#### Given records ####
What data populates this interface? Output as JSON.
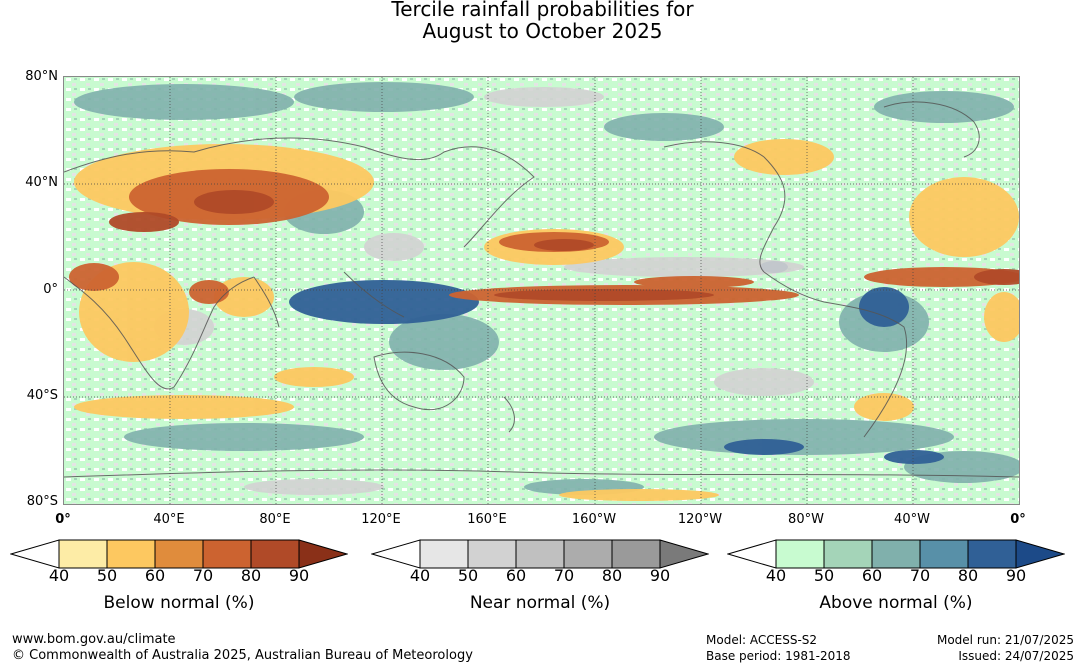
{
  "title": {
    "line1": "Tercile rainfall probabilities for",
    "line2": "August to October 2025"
  },
  "map": {
    "lat_labels": [
      "80°N",
      "40°N",
      "0°",
      "40°S",
      "80°S"
    ],
    "lon_labels": [
      "0°",
      "40°E",
      "80°E",
      "120°E",
      "160°E",
      "160°W",
      "120°W",
      "80°W",
      "40°W",
      "0°"
    ]
  },
  "legends": [
    {
      "title": "Below normal (%)",
      "ticks": [
        "40",
        "50",
        "60",
        "70",
        "80",
        "90"
      ],
      "colors": [
        "#ffffff",
        "#fdeca6",
        "#fdc860",
        "#e08c3c",
        "#cc6330",
        "#b04a28",
        "#8a3018"
      ]
    },
    {
      "title": "Near normal (%)",
      "ticks": [
        "40",
        "50",
        "60",
        "70",
        "80",
        "90"
      ],
      "colors": [
        "#ffffff",
        "#e6e6e6",
        "#d2d2d2",
        "#c0c0c0",
        "#acacac",
        "#9a9a9a",
        "#7a7a7a"
      ]
    },
    {
      "title": "Above normal (%)",
      "ticks": [
        "40",
        "50",
        "60",
        "70",
        "80",
        "90"
      ],
      "colors": [
        "#ffffff",
        "#c8fbd0",
        "#a4d4b8",
        "#80b0ac",
        "#5890a8",
        "#306096",
        "#1c4a88"
      ]
    }
  ],
  "footer": {
    "url": "www.bom.gov.au/climate",
    "copyright": "© Commonwealth of Australia 2025, Australian Bureau of Meteorology",
    "model": "Model: ACCESS-S2",
    "base_period": "Base period: 1981-2018",
    "model_run": "Model run: 21/07/2025",
    "issued": "Issued: 24/07/2025"
  }
}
####
Exclude all images and restate the records above word for word.

What data populates this interface? Output as JSON.
{
  "title": {
    "line1": "Tercile rainfall probabilities for",
    "line2": "August to October 2025"
  },
  "map": {
    "lat_labels": [
      "80°N",
      "40°N",
      "0°",
      "40°S",
      "80°S"
    ],
    "lon_labels": [
      "0°",
      "40°E",
      "80°E",
      "120°E",
      "160°E",
      "160°W",
      "120°W",
      "80°W",
      "40°W",
      "0°"
    ]
  },
  "legends": [
    {
      "title": "Below normal (%)",
      "ticks": [
        "40",
        "50",
        "60",
        "70",
        "80",
        "90"
      ],
      "colors": [
        "#ffffff",
        "#fdeca6",
        "#fdc860",
        "#e08c3c",
        "#cc6330",
        "#b04a28",
        "#8a3018"
      ]
    },
    {
      "title": "Near normal (%)",
      "ticks": [
        "40",
        "50",
        "60",
        "70",
        "80",
        "90"
      ],
      "colors": [
        "#ffffff",
        "#e6e6e6",
        "#d2d2d2",
        "#c0c0c0",
        "#acacac",
        "#9a9a9a",
        "#7a7a7a"
      ]
    },
    {
      "title": "Above normal (%)",
      "ticks": [
        "40",
        "50",
        "60",
        "70",
        "80",
        "90"
      ],
      "colors": [
        "#ffffff",
        "#c8fbd0",
        "#a4d4b8",
        "#80b0ac",
        "#5890a8",
        "#306096",
        "#1c4a88"
      ]
    }
  ],
  "footer": {
    "url": "www.bom.gov.au/climate",
    "copyright": "© Commonwealth of Australia 2025, Australian Bureau of Meteorology",
    "model": "Model: ACCESS-S2",
    "base_period": "Base period: 1981-2018",
    "model_run": "Model run: 21/07/2025",
    "issued": "Issued: 24/07/2025"
  }
}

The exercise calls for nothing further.